SOURCE DATA:
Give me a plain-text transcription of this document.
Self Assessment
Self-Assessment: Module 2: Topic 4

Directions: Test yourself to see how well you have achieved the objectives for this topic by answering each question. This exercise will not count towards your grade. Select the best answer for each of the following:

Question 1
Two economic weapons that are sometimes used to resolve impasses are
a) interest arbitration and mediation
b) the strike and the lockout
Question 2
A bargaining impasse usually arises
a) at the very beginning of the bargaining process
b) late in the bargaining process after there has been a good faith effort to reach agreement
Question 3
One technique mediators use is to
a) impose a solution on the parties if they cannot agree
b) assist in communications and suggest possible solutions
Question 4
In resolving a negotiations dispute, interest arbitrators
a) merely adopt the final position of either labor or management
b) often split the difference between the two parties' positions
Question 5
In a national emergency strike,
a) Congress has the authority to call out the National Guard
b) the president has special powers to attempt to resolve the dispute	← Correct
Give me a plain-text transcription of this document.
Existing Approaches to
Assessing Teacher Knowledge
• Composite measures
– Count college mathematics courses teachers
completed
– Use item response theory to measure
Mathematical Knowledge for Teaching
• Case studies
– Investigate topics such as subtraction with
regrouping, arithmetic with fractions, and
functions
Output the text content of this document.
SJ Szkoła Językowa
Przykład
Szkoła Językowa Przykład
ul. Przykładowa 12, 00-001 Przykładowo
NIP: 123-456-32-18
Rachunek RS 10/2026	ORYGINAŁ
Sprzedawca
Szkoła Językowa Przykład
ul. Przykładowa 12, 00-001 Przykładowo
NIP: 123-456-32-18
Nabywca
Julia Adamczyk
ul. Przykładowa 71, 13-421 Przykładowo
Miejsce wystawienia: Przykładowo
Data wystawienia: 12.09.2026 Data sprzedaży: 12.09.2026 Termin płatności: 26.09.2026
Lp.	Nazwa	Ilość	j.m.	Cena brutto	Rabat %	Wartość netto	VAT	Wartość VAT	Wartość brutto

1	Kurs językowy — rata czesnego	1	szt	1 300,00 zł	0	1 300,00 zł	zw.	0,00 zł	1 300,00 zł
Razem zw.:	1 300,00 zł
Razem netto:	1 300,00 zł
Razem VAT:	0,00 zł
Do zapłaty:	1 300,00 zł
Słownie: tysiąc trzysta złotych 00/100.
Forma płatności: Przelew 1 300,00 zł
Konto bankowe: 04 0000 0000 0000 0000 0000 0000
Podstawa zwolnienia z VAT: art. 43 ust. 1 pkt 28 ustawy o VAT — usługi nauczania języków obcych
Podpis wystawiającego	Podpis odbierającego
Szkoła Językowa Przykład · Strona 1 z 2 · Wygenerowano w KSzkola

PROBLEM STATEMENT: Write down the full listing again, exactly.

SOLUTION FOR THIS TASK:
Give me a plain-text transcription of this document.
Self Assessment
Self-Assessment: Module 2: Topic 4

Directions: Test yourself to see how well you have achieved the objectives for this topic by answering each question. This exercise will not count towards your grade. Select the best answer for each of the following:

Question 1
Two economic weapons that are sometimes used to resolve impasses are
a) interest arbitration and mediation
b) the strike and the lockout
Question 2
A bargaining impasse usually arises
a) at the very beginning of the bargaining process
b) late in the bargaining process after there has been a good faith effort to reach agreement
Question 3
One technique mediators use is to
a) impose a solution on the parties if they cannot agree
b) assist in communications and suggest possible solutions
Question 4
In resolving a negotiations dispute, interest arbitrators
a) merely adopt the final position of either labor or management
b) often split the difference between the two parties' positions
Question 5
In a national emergency strike,
a) Congress has the authority to call out the National Guard
b) the president has special powers to attempt to resolve the dispute	← Correct
Give me a plain-text transcription of this document.
Existing Approaches to
Assessing Teacher Knowledge
• Composite measures
– Count college mathematics courses teachers
completed
– Use item response theory to measure
Mathematical Knowledge for Teaching
• Case studies
– Investigate topics such as subtraction with
regrouping, arithmetic with fractions, and
functions
Output the text content of this document.
SJ Szkoła Językowa
Przykład
Szkoła Językowa Przykład
ul. Przykładowa 12, 00-001 Przykładowo
NIP: 123-456-32-18
Rachunek RS 10/2026	ORYGINAŁ
Sprzedawca
Szkoła Językowa Przykład
ul. Przykładowa 12, 00-001 Przykładowo
NIP: 123-456-32-18
Nabywca
Julia Adamczyk
ul. Przykładowa 71, 13-421 Przykładowo
Miejsce wystawienia: Przykładowo
Data wystawienia: 12.09.2026 Data sprzedaży: 12.09.2026 Termin płatności: 26.09.2026
Lp.	Nazwa	Ilość	j.m.	Cena brutto	Rabat %	Wartość netto	VAT	Wartość VAT	Wartość brutto

1	Kurs językowy — rata czesnego	1	szt	1 300,00 zł	0	1 300,00 zł	zw.	0,00 zł	1 300,00 zł
Razem zw.:	1 300,00 zł
Razem netto:	1 300,00 zł
Razem VAT:	0,00 zł
Do zapłaty:	1 300,00 zł
Słownie: tysiąc trzysta złotych 00/100.
Forma płatności: Przelew 1 300,00 zł
Konto bankowe: 04 0000 0000 0000 0000 0000 0000
Podstawa zwolnienia z VAT: art. 43 ust. 1 pkt 28 ustawy o VAT — usługi nauczania języków obcych
Podpis wystawiającego	Podpis odbierającego
Szkoła Językowa Przykład · Strona 1 z 2 · Wygenerowano w KSzkola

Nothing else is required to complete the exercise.